Rewrite the listing below with every occurrence of "Show password" replaced by "Reveal password". Leave all other text unchanged.

A block of data:
---

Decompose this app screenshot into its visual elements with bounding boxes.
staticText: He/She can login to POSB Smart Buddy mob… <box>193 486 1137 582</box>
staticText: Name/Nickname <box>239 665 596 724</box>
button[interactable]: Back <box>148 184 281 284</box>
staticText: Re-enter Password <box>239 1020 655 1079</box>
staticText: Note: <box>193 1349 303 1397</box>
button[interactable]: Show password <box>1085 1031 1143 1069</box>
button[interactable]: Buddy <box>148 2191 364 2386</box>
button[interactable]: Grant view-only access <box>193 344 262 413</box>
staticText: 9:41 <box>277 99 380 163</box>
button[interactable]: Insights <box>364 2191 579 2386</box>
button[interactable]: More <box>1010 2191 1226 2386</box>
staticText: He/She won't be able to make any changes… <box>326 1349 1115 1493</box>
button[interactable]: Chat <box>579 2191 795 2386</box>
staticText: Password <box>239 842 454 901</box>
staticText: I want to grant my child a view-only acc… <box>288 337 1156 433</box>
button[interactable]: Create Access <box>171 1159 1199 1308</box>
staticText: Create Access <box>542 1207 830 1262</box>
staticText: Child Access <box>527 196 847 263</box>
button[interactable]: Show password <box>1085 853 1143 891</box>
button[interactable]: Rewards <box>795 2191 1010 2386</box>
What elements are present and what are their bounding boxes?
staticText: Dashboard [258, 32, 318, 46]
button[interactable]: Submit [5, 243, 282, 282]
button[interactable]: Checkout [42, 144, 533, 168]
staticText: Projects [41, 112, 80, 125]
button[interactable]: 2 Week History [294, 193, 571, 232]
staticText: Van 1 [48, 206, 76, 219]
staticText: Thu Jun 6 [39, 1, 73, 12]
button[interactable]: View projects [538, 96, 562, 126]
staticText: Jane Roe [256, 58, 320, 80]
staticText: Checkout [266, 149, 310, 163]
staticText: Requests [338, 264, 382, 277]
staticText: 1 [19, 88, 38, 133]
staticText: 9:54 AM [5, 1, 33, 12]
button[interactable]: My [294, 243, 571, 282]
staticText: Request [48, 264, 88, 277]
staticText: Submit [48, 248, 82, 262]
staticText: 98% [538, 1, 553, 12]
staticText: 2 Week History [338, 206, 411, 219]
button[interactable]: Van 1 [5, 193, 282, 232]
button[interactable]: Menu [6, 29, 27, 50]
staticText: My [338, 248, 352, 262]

---

§ Solution to this task:
Decompose this app screenshot into its visual elements with bounding boxes.
staticText: He/She can login to POSB Smart Buddy mob… <box>193 486 1137 582</box>
staticText: Name/Nickname <box>239 665 596 724</box>
button[interactable]: Back <box>148 184 281 284</box>
staticText: Re-enter Password <box>239 1020 655 1079</box>
staticText: Note: <box>193 1349 303 1397</box>
button[interactable]: Reveal password <box>1085 1031 1143 1069</box>
button[interactable]: Buddy <box>148 2191 364 2386</box>
button[interactable]: Grant view-only access <box>193 344 262 413</box>
staticText: 9:41 <box>277 99 380 163</box>
button[interactable]: Insights <box>364 2191 579 2386</box>
button[interactable]: More <box>1010 2191 1226 2386</box>
staticText: He/She won't be able to make any changes… <box>326 1349 1115 1493</box>
button[interactable]: Chat <box>579 2191 795 2386</box>
staticText: Password <box>239 842 454 901</box>
staticText: I want to grant my child a view-only acc… <box>288 337 1156 433</box>
button[interactable]: Create Access <box>171 1159 1199 1308</box>
staticText: Create Access <box>542 1207 830 1262</box>
staticText: Child Access <box>527 196 847 263</box>
button[interactable]: Reveal password <box>1085 853 1143 891</box>
button[interactable]: Rewards <box>795 2191 1010 2386</box>
What elements are present and what are their bounding boxes?
staticText: Dashboard [258, 32, 318, 46]
button[interactable]: Submit [5, 243, 282, 282]
button[interactable]: Checkout [42, 144, 533, 168]
staticText: Projects [41, 112, 80, 125]
button[interactable]: 2 Week History [294, 193, 571, 232]
staticText: Van 1 [48, 206, 76, 219]
staticText: Thu Jun 6 [39, 1, 73, 12]
button[interactable]: View projects [538, 96, 562, 126]
staticText: Jane Roe [256, 58, 320, 80]
staticText: Checkout [266, 149, 310, 163]
staticText: Requests [338, 264, 382, 277]
staticText: 1 [19, 88, 38, 133]
staticText: 9:54 AM [5, 1, 33, 12]
button[interactable]: My [294, 243, 571, 282]
staticText: Request [48, 264, 88, 277]
staticText: Submit [48, 248, 82, 262]
staticText: 98% [538, 1, 553, 12]
staticText: 2 Week History [338, 206, 411, 219]
button[interactable]: Van 1 [5, 193, 282, 232]
button[interactable]: Menu [6, 29, 27, 50]
staticText: My [338, 248, 352, 262]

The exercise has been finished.